→ **Given problem**: Identify each line below that contains the word "జకవర", and copy it out.

→ **Records**:

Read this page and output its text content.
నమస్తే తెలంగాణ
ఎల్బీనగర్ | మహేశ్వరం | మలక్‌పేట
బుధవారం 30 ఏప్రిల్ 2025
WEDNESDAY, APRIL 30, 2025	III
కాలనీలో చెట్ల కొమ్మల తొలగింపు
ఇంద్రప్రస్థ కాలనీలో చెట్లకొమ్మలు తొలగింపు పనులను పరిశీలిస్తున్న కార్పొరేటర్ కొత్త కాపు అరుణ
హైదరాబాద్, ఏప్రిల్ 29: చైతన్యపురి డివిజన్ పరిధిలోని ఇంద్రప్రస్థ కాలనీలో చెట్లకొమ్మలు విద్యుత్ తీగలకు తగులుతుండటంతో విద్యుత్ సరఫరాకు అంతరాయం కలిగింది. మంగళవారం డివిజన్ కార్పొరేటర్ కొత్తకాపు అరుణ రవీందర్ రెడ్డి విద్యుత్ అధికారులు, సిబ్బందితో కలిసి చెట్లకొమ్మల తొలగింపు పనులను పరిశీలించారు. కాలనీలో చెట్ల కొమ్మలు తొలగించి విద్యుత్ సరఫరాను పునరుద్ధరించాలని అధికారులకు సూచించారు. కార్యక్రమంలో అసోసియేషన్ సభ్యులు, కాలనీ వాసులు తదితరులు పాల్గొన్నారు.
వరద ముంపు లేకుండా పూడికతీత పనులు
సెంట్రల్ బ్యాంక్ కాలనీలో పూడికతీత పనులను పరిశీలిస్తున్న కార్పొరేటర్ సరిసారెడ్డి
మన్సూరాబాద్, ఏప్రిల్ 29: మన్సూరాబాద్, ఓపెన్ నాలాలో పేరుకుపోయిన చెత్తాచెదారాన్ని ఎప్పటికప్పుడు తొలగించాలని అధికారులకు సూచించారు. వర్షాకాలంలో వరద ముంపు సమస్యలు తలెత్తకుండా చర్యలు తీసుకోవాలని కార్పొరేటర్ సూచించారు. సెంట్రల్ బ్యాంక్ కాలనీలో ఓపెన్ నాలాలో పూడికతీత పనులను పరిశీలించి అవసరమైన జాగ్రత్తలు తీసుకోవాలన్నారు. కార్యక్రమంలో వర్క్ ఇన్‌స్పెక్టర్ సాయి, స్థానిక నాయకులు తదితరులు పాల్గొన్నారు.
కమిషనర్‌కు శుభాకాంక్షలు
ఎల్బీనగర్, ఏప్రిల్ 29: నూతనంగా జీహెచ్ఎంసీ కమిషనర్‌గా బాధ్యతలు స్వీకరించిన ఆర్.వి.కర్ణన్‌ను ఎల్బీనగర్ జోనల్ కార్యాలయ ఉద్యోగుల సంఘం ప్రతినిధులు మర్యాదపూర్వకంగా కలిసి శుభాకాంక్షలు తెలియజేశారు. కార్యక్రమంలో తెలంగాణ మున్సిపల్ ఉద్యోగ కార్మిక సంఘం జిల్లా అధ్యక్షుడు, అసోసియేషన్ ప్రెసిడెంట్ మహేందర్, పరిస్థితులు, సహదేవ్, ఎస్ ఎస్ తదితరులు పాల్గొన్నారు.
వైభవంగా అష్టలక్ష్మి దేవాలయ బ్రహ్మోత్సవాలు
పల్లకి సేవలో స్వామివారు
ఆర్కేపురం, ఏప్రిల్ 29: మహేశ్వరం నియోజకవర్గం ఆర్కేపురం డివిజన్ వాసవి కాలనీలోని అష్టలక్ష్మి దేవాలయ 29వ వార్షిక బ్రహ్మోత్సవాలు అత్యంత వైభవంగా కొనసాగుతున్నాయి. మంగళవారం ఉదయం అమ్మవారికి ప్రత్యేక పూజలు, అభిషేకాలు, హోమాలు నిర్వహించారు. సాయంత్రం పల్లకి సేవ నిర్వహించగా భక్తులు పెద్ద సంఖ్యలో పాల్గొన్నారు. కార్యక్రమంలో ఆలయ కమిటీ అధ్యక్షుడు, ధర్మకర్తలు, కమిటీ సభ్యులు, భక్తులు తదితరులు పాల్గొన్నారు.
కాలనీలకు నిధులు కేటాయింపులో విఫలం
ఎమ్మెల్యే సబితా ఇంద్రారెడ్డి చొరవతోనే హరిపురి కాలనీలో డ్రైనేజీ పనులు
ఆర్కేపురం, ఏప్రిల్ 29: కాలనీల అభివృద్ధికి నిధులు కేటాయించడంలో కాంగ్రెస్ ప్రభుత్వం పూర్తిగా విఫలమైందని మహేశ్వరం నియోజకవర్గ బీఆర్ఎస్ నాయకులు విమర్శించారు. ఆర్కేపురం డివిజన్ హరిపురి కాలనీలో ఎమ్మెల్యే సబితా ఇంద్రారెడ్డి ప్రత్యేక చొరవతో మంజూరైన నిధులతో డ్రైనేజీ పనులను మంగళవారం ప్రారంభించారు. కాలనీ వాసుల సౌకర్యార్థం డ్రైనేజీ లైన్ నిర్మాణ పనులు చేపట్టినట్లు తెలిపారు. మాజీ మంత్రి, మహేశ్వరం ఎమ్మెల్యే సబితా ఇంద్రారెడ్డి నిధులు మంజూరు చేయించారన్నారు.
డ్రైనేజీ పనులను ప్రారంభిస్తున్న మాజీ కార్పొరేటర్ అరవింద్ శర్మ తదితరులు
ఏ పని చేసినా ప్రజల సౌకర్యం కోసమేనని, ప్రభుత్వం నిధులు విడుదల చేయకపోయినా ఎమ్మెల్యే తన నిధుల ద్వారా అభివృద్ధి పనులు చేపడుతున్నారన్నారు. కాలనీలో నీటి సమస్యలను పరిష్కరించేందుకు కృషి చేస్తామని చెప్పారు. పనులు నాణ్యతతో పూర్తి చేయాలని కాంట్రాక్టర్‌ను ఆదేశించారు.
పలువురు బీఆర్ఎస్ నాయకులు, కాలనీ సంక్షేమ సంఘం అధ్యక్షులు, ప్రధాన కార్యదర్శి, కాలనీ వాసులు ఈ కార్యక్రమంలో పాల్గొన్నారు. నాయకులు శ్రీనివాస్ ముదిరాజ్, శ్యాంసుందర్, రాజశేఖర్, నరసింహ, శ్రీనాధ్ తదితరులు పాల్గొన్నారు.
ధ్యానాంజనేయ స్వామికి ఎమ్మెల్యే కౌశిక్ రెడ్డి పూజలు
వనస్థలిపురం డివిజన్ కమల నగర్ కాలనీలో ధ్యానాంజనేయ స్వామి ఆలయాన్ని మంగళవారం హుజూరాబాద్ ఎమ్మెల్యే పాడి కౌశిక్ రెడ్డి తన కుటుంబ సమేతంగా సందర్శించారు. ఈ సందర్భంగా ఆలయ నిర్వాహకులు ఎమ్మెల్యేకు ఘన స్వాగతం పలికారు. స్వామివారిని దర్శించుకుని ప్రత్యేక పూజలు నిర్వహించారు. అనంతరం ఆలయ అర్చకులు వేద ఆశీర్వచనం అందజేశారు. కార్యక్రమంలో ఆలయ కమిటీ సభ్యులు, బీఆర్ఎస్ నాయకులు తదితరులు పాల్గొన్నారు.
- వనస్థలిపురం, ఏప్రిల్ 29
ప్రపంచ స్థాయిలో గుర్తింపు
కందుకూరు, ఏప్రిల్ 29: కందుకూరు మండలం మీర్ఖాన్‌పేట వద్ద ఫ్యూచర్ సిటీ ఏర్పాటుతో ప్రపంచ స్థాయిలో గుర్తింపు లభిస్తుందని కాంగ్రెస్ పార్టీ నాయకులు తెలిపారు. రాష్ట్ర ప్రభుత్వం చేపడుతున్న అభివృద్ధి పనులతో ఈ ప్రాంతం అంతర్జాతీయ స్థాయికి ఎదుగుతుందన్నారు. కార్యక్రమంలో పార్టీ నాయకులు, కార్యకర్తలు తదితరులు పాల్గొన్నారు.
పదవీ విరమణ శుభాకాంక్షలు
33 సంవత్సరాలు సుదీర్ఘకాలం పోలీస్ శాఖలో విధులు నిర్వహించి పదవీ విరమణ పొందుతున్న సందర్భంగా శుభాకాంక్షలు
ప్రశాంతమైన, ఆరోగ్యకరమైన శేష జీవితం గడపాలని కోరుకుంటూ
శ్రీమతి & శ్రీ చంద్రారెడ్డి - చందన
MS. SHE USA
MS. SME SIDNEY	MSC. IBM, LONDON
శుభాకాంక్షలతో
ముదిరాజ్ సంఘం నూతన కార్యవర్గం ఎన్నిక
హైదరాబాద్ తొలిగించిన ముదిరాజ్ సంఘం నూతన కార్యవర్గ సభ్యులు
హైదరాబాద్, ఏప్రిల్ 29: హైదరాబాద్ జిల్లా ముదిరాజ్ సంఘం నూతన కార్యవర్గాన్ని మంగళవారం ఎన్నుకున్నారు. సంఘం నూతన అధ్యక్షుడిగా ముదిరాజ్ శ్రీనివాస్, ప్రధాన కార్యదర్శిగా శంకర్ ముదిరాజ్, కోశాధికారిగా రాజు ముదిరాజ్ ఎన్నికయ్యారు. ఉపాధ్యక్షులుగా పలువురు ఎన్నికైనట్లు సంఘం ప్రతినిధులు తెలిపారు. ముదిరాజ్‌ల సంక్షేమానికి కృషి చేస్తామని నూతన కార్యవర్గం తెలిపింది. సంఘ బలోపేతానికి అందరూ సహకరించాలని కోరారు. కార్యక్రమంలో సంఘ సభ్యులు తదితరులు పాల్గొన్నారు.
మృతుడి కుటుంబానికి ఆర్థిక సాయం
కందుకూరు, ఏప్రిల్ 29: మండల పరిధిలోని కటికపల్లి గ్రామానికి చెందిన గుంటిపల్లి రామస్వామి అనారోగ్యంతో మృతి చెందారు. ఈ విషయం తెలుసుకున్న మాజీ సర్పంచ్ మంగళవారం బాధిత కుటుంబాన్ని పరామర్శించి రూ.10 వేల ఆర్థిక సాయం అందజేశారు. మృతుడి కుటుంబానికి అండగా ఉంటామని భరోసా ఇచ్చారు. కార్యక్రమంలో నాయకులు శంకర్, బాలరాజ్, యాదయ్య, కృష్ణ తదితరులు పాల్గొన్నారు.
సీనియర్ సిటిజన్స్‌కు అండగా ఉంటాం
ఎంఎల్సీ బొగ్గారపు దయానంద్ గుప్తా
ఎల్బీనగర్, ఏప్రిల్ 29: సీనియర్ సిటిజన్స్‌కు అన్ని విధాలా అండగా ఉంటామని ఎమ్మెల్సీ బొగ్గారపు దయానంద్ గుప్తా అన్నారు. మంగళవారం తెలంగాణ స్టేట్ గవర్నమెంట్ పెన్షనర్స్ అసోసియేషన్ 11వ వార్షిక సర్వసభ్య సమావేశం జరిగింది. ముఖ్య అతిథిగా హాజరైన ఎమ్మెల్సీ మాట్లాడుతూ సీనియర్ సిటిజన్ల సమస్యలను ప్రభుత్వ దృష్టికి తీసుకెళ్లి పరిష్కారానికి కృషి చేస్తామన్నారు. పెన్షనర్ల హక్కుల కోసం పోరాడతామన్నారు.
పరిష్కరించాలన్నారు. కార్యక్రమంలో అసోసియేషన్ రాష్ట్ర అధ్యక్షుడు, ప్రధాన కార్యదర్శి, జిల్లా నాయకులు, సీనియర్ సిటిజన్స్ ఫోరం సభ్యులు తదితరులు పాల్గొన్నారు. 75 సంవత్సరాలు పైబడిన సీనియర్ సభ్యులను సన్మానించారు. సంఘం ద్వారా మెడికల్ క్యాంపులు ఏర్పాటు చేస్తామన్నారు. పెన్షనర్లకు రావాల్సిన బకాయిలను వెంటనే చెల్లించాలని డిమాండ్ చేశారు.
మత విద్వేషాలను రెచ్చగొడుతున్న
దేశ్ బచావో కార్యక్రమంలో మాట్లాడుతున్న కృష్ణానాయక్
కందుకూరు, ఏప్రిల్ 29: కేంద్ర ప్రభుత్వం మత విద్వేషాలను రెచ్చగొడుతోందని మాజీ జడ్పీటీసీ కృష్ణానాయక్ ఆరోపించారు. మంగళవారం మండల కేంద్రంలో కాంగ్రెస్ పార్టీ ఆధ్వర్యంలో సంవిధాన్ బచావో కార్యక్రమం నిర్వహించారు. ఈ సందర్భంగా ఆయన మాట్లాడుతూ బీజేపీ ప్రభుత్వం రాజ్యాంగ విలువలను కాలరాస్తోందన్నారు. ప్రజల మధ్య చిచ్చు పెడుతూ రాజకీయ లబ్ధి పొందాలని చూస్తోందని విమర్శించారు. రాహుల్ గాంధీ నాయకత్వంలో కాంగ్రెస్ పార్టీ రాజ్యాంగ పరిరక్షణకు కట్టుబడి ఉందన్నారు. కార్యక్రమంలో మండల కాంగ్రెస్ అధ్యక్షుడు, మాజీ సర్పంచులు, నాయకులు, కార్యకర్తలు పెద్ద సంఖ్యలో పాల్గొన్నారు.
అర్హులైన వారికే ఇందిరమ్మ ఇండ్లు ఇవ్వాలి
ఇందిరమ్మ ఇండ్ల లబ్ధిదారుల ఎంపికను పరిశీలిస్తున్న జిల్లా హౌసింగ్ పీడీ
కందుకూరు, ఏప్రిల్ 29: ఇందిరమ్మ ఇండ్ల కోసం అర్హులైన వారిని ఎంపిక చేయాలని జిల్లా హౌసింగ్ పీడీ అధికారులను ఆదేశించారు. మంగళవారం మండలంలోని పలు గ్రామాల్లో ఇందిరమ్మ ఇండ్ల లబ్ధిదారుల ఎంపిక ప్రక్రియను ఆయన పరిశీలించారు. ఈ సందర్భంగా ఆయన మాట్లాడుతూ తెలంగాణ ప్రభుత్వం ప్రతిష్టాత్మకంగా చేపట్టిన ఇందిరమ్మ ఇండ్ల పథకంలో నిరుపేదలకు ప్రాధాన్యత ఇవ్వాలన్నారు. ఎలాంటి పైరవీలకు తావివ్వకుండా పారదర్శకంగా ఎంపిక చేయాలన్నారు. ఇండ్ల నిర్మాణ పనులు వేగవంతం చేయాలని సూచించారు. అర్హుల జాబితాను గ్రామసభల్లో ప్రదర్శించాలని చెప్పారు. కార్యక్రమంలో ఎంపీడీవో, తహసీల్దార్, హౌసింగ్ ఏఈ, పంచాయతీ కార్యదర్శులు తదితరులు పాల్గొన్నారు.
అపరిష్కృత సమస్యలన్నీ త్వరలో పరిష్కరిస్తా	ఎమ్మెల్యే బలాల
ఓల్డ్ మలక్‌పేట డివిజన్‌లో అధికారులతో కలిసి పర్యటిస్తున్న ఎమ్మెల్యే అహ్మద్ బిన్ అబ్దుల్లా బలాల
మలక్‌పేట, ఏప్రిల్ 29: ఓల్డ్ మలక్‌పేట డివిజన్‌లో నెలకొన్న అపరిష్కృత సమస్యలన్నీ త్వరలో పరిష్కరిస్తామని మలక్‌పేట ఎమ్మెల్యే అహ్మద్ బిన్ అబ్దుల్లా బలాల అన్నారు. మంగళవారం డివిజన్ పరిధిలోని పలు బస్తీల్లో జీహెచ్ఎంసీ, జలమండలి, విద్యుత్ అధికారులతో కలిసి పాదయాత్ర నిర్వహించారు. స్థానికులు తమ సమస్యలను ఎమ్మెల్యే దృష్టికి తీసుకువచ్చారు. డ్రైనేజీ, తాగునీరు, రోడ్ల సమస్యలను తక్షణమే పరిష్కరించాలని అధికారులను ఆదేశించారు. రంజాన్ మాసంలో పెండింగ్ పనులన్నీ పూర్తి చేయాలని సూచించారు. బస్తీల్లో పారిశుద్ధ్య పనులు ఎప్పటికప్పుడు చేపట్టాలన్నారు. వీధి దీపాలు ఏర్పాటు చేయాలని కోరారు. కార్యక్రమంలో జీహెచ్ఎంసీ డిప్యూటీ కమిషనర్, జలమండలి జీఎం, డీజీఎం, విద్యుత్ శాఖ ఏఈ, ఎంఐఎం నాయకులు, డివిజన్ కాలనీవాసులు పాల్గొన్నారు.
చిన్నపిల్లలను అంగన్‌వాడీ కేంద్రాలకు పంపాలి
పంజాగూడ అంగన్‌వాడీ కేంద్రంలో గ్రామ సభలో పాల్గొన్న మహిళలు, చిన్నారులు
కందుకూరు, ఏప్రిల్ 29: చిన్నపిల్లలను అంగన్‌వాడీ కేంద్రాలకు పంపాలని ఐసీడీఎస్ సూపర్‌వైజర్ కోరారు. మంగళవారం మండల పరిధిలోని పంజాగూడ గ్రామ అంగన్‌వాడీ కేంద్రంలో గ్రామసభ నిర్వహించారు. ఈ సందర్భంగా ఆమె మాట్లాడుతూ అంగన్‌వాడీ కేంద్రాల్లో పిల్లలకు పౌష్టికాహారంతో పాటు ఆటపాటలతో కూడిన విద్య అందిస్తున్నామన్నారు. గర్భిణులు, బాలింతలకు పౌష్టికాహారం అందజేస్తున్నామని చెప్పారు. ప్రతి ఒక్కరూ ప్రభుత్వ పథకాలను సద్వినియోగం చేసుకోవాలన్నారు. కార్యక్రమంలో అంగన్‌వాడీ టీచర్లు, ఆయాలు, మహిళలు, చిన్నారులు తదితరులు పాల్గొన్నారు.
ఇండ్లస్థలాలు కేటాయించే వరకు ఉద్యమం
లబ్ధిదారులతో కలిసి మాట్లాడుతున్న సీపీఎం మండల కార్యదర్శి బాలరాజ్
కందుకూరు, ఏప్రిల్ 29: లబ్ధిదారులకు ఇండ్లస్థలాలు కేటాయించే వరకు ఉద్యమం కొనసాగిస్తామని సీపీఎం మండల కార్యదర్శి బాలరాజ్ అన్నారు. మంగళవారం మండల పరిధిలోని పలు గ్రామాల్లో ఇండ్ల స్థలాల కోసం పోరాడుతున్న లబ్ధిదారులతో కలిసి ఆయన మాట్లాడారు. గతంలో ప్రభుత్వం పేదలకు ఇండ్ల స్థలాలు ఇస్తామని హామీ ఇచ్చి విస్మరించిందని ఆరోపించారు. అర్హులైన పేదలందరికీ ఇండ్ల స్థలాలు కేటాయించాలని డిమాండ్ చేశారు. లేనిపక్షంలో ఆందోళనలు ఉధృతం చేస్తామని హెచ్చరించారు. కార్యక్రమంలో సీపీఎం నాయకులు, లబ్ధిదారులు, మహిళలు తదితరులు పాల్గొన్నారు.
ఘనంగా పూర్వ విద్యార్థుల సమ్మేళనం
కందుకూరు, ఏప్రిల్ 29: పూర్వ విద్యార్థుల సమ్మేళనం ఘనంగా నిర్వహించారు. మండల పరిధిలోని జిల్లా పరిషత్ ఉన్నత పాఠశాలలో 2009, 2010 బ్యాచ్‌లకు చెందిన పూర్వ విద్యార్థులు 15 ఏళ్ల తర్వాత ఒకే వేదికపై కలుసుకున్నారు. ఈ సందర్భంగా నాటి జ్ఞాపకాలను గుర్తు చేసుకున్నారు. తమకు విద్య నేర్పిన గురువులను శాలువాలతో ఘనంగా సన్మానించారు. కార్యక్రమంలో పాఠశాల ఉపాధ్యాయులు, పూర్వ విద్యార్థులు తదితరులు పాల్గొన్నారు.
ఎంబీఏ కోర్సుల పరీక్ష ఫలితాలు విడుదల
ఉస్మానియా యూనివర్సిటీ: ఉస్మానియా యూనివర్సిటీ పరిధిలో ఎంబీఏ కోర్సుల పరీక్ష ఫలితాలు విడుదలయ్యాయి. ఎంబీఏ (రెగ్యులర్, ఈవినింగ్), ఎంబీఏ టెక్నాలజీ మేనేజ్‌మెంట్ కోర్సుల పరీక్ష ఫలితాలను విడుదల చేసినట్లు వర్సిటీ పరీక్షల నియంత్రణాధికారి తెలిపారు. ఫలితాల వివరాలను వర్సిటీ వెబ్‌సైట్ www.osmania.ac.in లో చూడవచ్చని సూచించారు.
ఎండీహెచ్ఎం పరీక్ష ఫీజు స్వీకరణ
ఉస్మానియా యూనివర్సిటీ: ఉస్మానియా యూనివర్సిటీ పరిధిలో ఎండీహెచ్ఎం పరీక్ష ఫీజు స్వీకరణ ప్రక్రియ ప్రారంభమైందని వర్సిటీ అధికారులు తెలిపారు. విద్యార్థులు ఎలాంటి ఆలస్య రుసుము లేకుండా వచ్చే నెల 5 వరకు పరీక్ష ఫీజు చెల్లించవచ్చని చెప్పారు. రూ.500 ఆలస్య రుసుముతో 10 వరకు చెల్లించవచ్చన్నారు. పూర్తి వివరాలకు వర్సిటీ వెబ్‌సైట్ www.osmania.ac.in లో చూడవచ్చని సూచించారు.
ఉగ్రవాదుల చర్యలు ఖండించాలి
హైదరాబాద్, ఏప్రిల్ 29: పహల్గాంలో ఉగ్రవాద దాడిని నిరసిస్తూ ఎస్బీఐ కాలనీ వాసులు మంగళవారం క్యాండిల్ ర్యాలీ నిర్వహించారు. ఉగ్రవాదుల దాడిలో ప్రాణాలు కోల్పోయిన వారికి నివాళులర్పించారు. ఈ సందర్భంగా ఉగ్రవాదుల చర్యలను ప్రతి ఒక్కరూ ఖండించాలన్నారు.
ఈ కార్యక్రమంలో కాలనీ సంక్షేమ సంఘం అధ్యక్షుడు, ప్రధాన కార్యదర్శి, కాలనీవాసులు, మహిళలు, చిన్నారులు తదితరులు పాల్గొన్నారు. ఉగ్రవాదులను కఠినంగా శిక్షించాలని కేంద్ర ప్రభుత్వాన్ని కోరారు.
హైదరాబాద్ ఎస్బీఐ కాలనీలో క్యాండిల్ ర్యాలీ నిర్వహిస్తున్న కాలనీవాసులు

→ **Full answer**:
ఆర్కేపురం, ఏప్రిల్ 29: మహేశ్వరం నియోజకవర్గం ఆర్కేపురం డివిజన్ వాసవి కాలనీలోని అష్టలక్ష్మి దేవాలయ 29వ వార్షిక బ్రహ్మోత్సవాలు అత్యంత వైభవంగా కొనసాగుతున్నాయి. మంగళవారం ఉదయం అమ్మవారికి ప్రత్యేక పూజలు, అభిషేకాలు, హోమాలు నిర్వహించారు. సాయంత్రం పల్లకి సేవ నిర్వహించగా భక్తులు పెద్ద సంఖ్యలో పాల్గొన్నారు. కార్యక్రమంలో ఆలయ కమిటీ అధ్యక్షుడు, ధర్మకర్తలు, కమిటీ సభ్యులు, భక్తులు తదితరులు పాల్గొన్నారు.
ఆర్కేపురం, ఏప్రిల్ 29: కాలనీల అభివృద్ధికి నిధులు కేటాయించడంలో కాంగ్రెస్ ప్రభుత్వం పూర్తిగా విఫలమైందని మహేశ్వరం నియోజకవర్గ బీఆర్ఎస్ నాయకులు విమర్శించారు. ఆర్కేపురం డివిజన్ హరిపురి కాలనీలో ఎమ్మెల్యే సబితా ఇంద్రారెడ్డి ప్రత్యేక చొరవతో మంజూరైన నిధులతో డ్రైనేజీ పనులను మంగళవారం ప్రారంభించారు. కాలనీ వాసుల సౌకర్యార్థం డ్రైనేజీ లైన్ నిర్మాణ పనులు చేపట్టినట్లు తెలిపారు. మాజీ మంత్రి, మహేశ్వరం ఎమ్మెల్యే సబితా ఇంద్రారెడ్డి నిధులు మంజూరు చేయించారన్నారు.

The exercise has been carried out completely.